Below is a listing; copy all of it exactly.

----------------------------------------

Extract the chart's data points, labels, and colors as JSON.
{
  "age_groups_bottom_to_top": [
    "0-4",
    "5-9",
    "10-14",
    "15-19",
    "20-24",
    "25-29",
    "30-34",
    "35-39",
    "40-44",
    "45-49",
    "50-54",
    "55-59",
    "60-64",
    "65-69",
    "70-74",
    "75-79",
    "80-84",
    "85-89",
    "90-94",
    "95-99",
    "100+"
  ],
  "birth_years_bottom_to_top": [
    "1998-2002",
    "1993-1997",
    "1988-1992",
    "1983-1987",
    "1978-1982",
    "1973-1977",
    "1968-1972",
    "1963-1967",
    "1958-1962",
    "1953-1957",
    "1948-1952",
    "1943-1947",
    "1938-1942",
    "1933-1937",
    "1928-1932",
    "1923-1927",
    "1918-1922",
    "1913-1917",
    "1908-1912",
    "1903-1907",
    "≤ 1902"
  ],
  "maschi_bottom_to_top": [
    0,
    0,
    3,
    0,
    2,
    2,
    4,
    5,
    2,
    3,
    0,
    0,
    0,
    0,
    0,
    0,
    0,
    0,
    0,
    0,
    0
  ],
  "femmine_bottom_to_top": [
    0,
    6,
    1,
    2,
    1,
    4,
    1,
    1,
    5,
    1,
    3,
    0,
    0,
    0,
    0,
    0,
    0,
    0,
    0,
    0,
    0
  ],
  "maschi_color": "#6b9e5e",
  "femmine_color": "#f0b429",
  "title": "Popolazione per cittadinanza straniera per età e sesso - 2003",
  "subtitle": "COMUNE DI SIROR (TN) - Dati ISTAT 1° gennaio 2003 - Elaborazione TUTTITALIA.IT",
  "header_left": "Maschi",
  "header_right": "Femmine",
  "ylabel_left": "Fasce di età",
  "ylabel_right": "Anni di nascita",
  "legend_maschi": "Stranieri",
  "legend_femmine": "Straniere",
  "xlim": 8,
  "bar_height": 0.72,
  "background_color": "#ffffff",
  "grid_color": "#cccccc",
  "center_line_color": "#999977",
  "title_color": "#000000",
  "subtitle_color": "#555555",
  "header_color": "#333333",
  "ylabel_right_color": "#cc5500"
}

----------------------------------------

= Expected answer =
Extract the chart's data points, labels, and colors as JSON.
{
  "age_groups_bottom_to_top": [
    "0-4",
    "5-9",
    "10-14",
    "15-19",
    "20-24",
    "25-29",
    "30-34",
    "35-39",
    "40-44",
    "45-49",
    "50-54",
    "55-59",
    "60-64",
    "65-69",
    "70-74",
    "75-79",
    "80-84",
    "85-89",
    "90-94",
    "95-99",
    "100+"
  ],
  "birth_years_bottom_to_top": [
    "1998-2002",
    "1993-1997",
    "1988-1992",
    "1983-1987",
    "1978-1982",
    "1973-1977",
    "1968-1972",
    "1963-1967",
    "1958-1962",
    "1953-1957",
    "1948-1952",
    "1943-1947",
    "1938-1942",
    "1933-1937",
    "1928-1932",
    "1923-1927",
    "1918-1922",
    "1913-1917",
    "1908-1912",
    "1903-1907",
    "≤ 1902"
  ],
  "maschi_bottom_to_top": [
    0,
    0,
    3,
    0,
    2,
    2,
    4,
    5,
    2,
    3,
    0,
    0,
    0,
    0,
    0,
    0,
    0,
    0,
    0,
    0,
    0
  ],
  "femmine_bottom_to_top": [
    0,
    6,
    1,
    2,
    1,
    4,
    1,
    1,
    5,
    1,
    3,
    0,
    0,
    0,
    0,
    0,
    0,
    0,
    0,
    0,
    0
  ],
  "maschi_color": "#6b9e5e",
  "femmine_color": "#f0b429",
  "title": "Popolazione per cittadinanza straniera per età e sesso - 2003",
  "subtitle": "COMUNE DI SIROR (TN) - Dati ISTAT 1° gennaio 2003 - Elaborazione TUTTITALIA.IT",
  "header_left": "Maschi",
  "header_right": "Femmine",
  "ylabel_left": "Fasce di età",
  "ylabel_right": "Anni di nascita",
  "legend_maschi": "Stranieri",
  "legend_femmine": "Straniere",
  "xlim": 8,
  "bar_height": 0.72,
  "background_color": "#ffffff",
  "grid_color": "#cccccc",
  "center_line_color": "#999977",
  "title_color": "#000000",
  "subtitle_color": "#555555",
  "header_color": "#333333",
  "ylabel_right_color": "#cc5500"
}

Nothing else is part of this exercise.